THE PROBLEM - Wherever the string "учиться" appears in a line, extract that line.

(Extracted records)

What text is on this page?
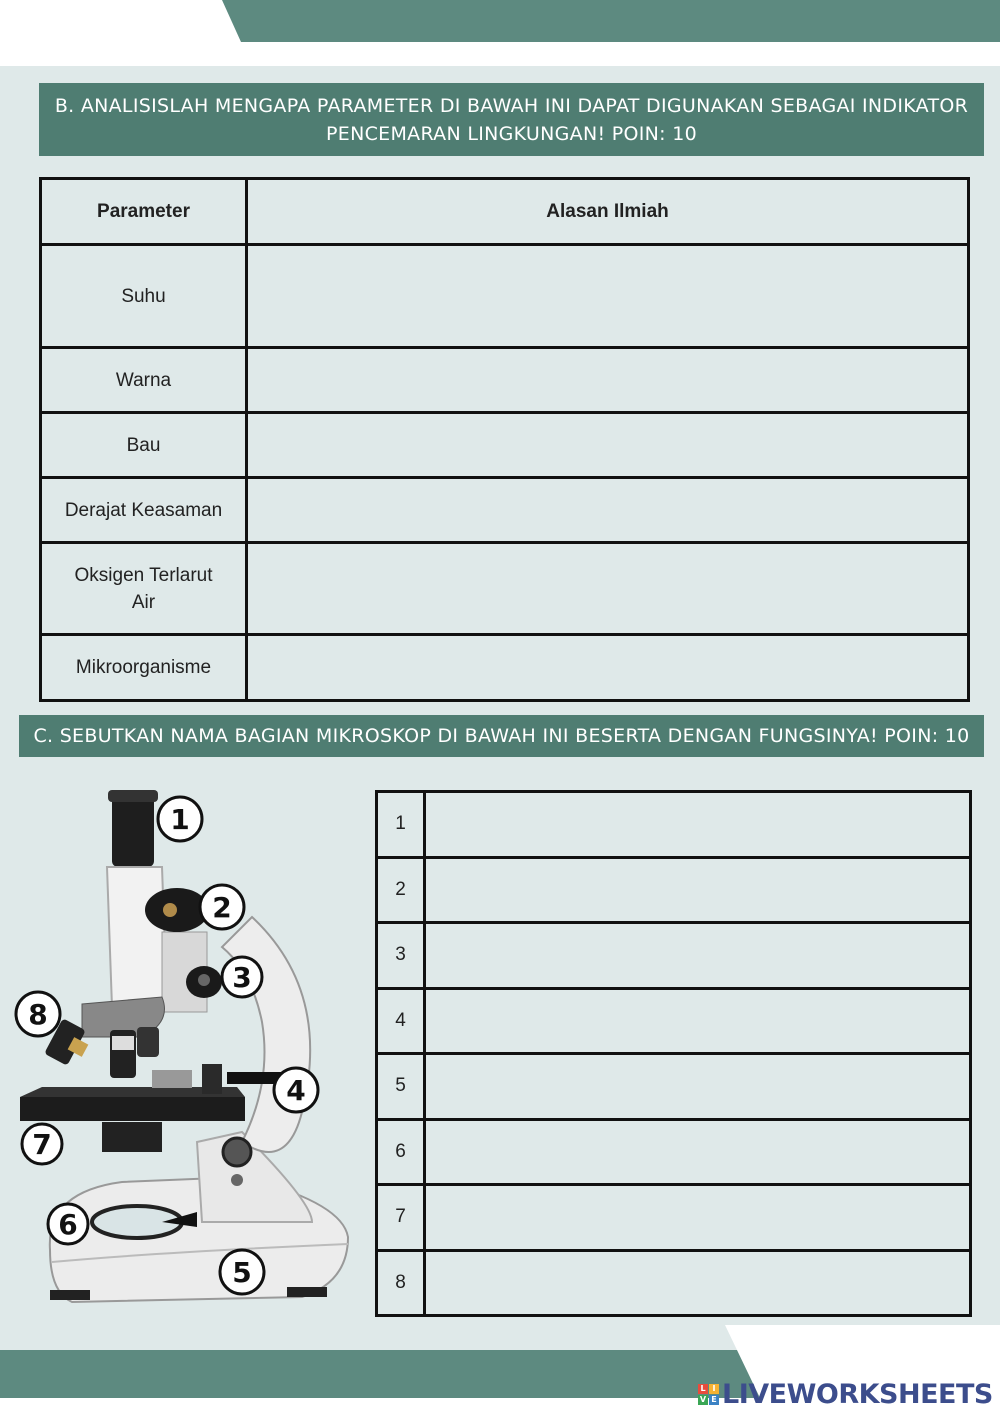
B. ANALISISLAH MENGAPA PARAMETER DI BAWAH INI DAPAT DIGUNAKAN SEBAGAI INDIKATOR PENCEMARAN LINGKUNGAN! POIN: 10
Parameter	Alasan Ilmiah
Suhu	
Warna	
Bau	
Derajat Keasaman	
Oksigen Terlarut Air	
Mikroorganisme	
C. SEBUTKAN NAMA BAGIAN MIKROSKOP DI BAWAH INI BESERTA DENGAN FUNGSINYA! POIN: 10
1
2
3
4
5
6
7
8
1	
2	
3	
4	
5	
6	
7	
8	
L I
V E LIVEWORKSHEETS
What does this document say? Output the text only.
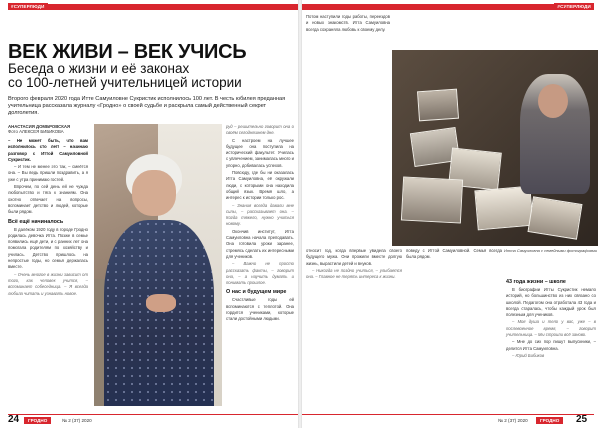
#СУПЕРЛЮДИ
ВЕК ЖИВИ – ВЕК УЧИСЬ
Беседа о жизни и её законах
со 100-летней учительницей истории
Второго февраля 2020 года Итте Самуиловне Сукристик исполнилось 100 лет. В честь юбилея преданная учительница рассказала журналу «Гродно» о своей судьбе и раскрыла самый действенный секрет долголетия.
АНАСТАСИЯ ДОМБРОВСКАЯ
Фото АЛЕКСЕЯ БИБИКОВА

– Не может быть, что вам исполнилось сто лет! – начинаю разговор с Иттой Самуиловной Сукристик.

– И тем не менее это так, – смеётся она. – Вы ведь пришли поздравить, а я уже с утра принимаю гостей.

Впрочем, по сей день ей не чужда любопытство и тяга к знаниям. Она охотно отвечает на вопросы, вспоминает детство и людей, которые были рядом.

Всё ещё начиналось

В далёком 1920 году в городе Гродно родилась девочка Итта. Позже в семье появились ещё дети, и с ранних лет она помогала родителям по хозяйству и училась. Детство пришлось на непростые годы, но семья держалась вместе.

– Очень многое в жизни зависит от того, как человек учится, – вспоминает собеседница. – Я всегда любила читать и узнавать новое.

руд – решительно говорит она о своём сегодняшнем дне.

С настроем на лучшее будущее она поступила на исторический факультет. Училась с увлечением, занималась много и упорно, добивалась успехов.

Повсюду, где бы ни оказалась Итта Самуиловна, её окружали люди, с которыми она находила общий язык. Время шло, а интерес к истории только рос.

– Знания всегда давали мне силы, – рассказывает она. – Когда тяжело, нужно учиться новому.

Окончив институт, Итта Самуиловна начала преподавать. Она готовила уроки заранее, стремясь сделать их интересными для учеников.

– Важно не просто рассказать факты, – говорит она, – а научить думать и понимать прошлое.

О нас и будущем мире

Счастливые годы ей вспоминаются с теплотой. Она гордится учениками, которые стали достойными людьми.

24	ГРОДНО	№ 2 (37) 2020
#СУПЕРЛЮДИ

Потом наступили годы работы, переездов и новых знакомств. Итта Самуиловна всегда сохраняла любовь к своему делу.

относит год, когда впервые увидела своего будущего мужа. Они прожили вместе долгую жизнь, вырастили детей и внуков.

– Никогда не поздно учиться, – улыбается она. – Главное не терять интереса к жизни.

поведу с Иттой Самуиловной. Семья всегда была рядом.

43 года жизни – школе

В биографии Итты Сукристик немало историй, но большинство из них связано со школой. Педагогом она отработала 43 года и всегда старалась, чтобы каждый урок был полезным для учеников.

– Моя душа и тело у вас, уже – в послевоенное время, – говорит учительница. – Мы строили всё заново.

– Мне до сих пор пишут выпускники, – делится Итта Самуиловна.

– Юрий Бибиков

№ 2 (37) 2020	ГРОДНО	25
Итта Самуиловна с семейными фотографиями
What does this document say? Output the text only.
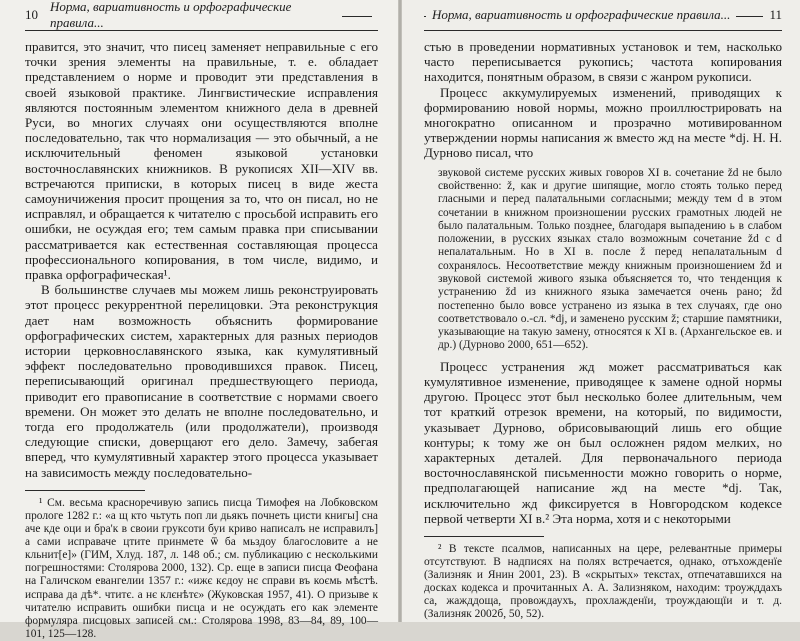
10
Норма, вариативность и орфографические правила...

правится, это значит, что писец заменяет неправильные с его точки зрения элементы на правильные, т. е. обладает представлением о норме и проводит эти представления в своей языковой практике. Лингвистические исправления являются постоянным элементом книжного дела в древней Руси, во многих случаях они осуществляются вполне последовательно, так что нормализация — это обычный, а не исключительный феномен языковой установки восточнославянских книжников. В рукописях XII—XIV вв. встречаются приписки, в которых писец в виде жеста самоуничижения просит прощения за то, что он писал, но не исправлял, и обращается к читателю с просьбой исправить его ошибки, не осуждая его; тем самым правка при списывании рассматривается как естественная составляющая процесса профессионального копирования, в том числе, видимо, и правка орфографическая¹.

В большинстве случаев мы можем лишь реконструировать этот процесс рекуррентной перелицовки. Эта реконструкция дает нам возможность объяснить формирование орфографических систем, характерных для разных периодов истории церковнославянского языка, как кумулятивный эффект последовательно проводившихся правок. Писец, переписывающий оригинал предшествующего периода, приводит его правописание в соответствие с нормами своего времени. Он может это делать не вполне последовательно, и тогда его продолжатель (или продолжатели), производя следующие списки, доверщают его дело. Замечу, забегая вперед, что кумулятивный характер этого процесса указывает на зависимость между последовательно-

¹ См. весьма красноречивую запись писца Тимофея на Лобковском прологе 1282 г.: «а щ кто чьтуть поп ли дьякъ почнеть цисти книгы] сна аче кде оци и бра'к в своии груксоти буи криво написалъ не исправилъ] а сами исправаче цтите принмете ѿ ба мьздоу благословите а не кльнит[е]» (ГИМ, Хлуд. 187, л. 148 об.; см. публикацию с несколькими погрешностями: Столярова 2000, 132). Ср. еще в записи писца Феофана на Галичском евангелии 1357 г.: «ижє кєдоу нє справи въ коємь мѣстѣ. исправа да дѣ*. чтитє. а нє клєнѣтє» (Жуковская 1957, 41). О призыве к читателю исправить ошибки писца и не осуждать его как элементе формуляра писцовых записей см.: Столярова 1998, 83—84, 89, 100—101, 125—128.

Норма, вариативность и орфографические правила...	11

стью в проведении нормативных установок и тем, насколько часто переписывается рукопись; частота копирования находится, понятным образом, в связи с жанром рукописи.

Процесс аккумулируемых изменений, приводящих к формированию новой нормы, можно проиллюстрировать на многократно описанном и прозрачно мотивированном утверждении нормы написания ж вместо жд на месте *dj. Н. Н. Дурново писал, что

звуковой системе русских живых говоров XI в. сочетание žd не было свойственно: ž, как и другие шипящие, могло стоять только перед гласными и перед палатальными согласными; между тем d в этом сочетании в книжном произношении русских грамотных людей не было палатальным. Только позднее, благодаря выпадению ь в слабом положении, в русских языках стало возможным сочетание žd с d непалатальным. Но в XI в. после ž перед непалатальным d сохранялось. Несоответствие между книжным произношением žd и звуковой системой живого языка объясняется то, что тенденция к устранению žd из книжного языка замечается очень рано; žd постепенно было вовсе устранено из языка в тех случаях, где оно соответствовало о.-сл. *dj, и заменено русским ž; старшие памятники, указывающие на такую замену, относятся к XI в. (Архангельское ев. и др.) (Дурново 2000, 651—652).

Процесс устранения жд может рассматриваться как кумулятивное изменение, приводящее к замене одной нормы другою. Процесс этот был несколько более длительным, чем тот краткий отрезок времени, на который, по видимости, указывает Дурново, обрисовывающий лишь его общие контуры; к тому же он был осложнен рядом мелких, но характерных деталей. Для первоначального периода восточнославянской письменности можно говорить о норме, предполагающей написание жд на месте *dj. Так, исключительно жд фиксируется в Новгородском кодексе первой четверти XI в.² Эта норма, хотя и с некоторыми

² В тексте псалмов, написанных на цере, релевантные примеры отсутствуют. В надписях на полях встречается, однако, отъхожденїе (Зализняк и Янин 2001, 23). В «скрытых» текстах, отпечатавшихся на досках кодекса и прочитанных А. А. Зализняком, находим: троужддахъ са, жажддоща, провождаухъ, прохлажденїи, троуждающїи и т. д. (Зализняк 2002б, 50, 52).
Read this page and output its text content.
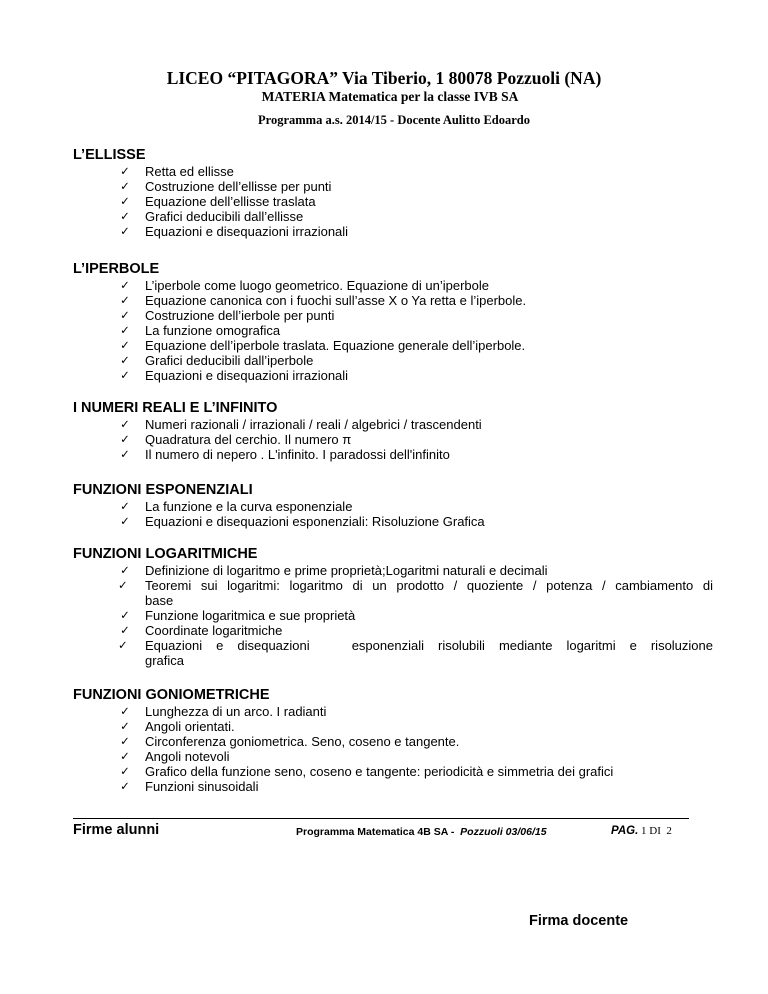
LICEO “PITAGORA” Via Tiberio, 1 80078 Pozzuoli (NA)
MATERIA Matematica per la classe IVB SA
Programma a.s. 2014/15 - Docente Aulitto Edoardo
L’ELLISSE
✓ Retta ed ellisse
✓ Costruzione dell’ellisse per punti
✓ Equazione dell’ellisse traslata
✓ Grafici deducibili dall’ellisse
✓ Equazioni e disequazioni irrazionali
L’IPERBOLE
✓ L’iperbole come luogo geometrico. Equazione di un’iperbole
✓ Equazione canonica con i fuochi sull’asse X o Ya retta e l’iperbole.
✓ Costruzione dell’ierbole per punti
✓ La funzione omografica
✓ Equazione dell’iperbole traslata. Equazione generale dell’iperbole.
✓ Grafici deducibili dall’iperbole
✓ Equazioni e disequazioni irrazionali
I NUMERI REALI E L’INFINITO
✓ Numeri razionali / irrazionali / reali / algebrici / trascendenti
✓ Quadratura del cerchio. Il numero π
✓ Il numero di nepero . L'infinito. I paradossi dell'infinito
FUNZIONI ESPONENZIALI
✓ La funzione e la curva esponenziale
✓ Equazioni e disequazioni esponenziali: Risoluzione Grafica
FUNZIONI LOGARITMICHE
✓ Definizione di logaritmo e prime proprietà;Logaritmi naturali e decimali
✓	Teoremi sui logaritmi: logaritmo di un prodotto / quoziente / potenza / cambiamento di
base
✓ Funzione logaritmica e sue proprietà
✓ Coordinate logaritmiche
✓	Equazioni e disequazioni   esponenziali risolubili mediante logaritmi e risoluzione
grafica
FUNZIONI GONIOMETRICHE
✓ Lunghezza di un arco. I radianti
✓ Angoli orientati.
✓ Circonferenza goniometrica. Seno, coseno e tangente.
✓ Angoli notevoli
✓ Grafico della funzione seno, coseno e tangente: periodicità e simmetria dei grafici
✓ Funzioni sinusoidali
Firme alunni	Programma Matematica 4B SA -  Pozzuoli 03/06/15	PAG. 1 DI  2
Firma docente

FINISHED ANSWER -
– Знания всегда давали мне силы, – рассказывает она. – Когда тяжело, нужно учиться новому.
– Никогда не поздно учиться, – улыбается она. – Главное не терять интереса к жизни.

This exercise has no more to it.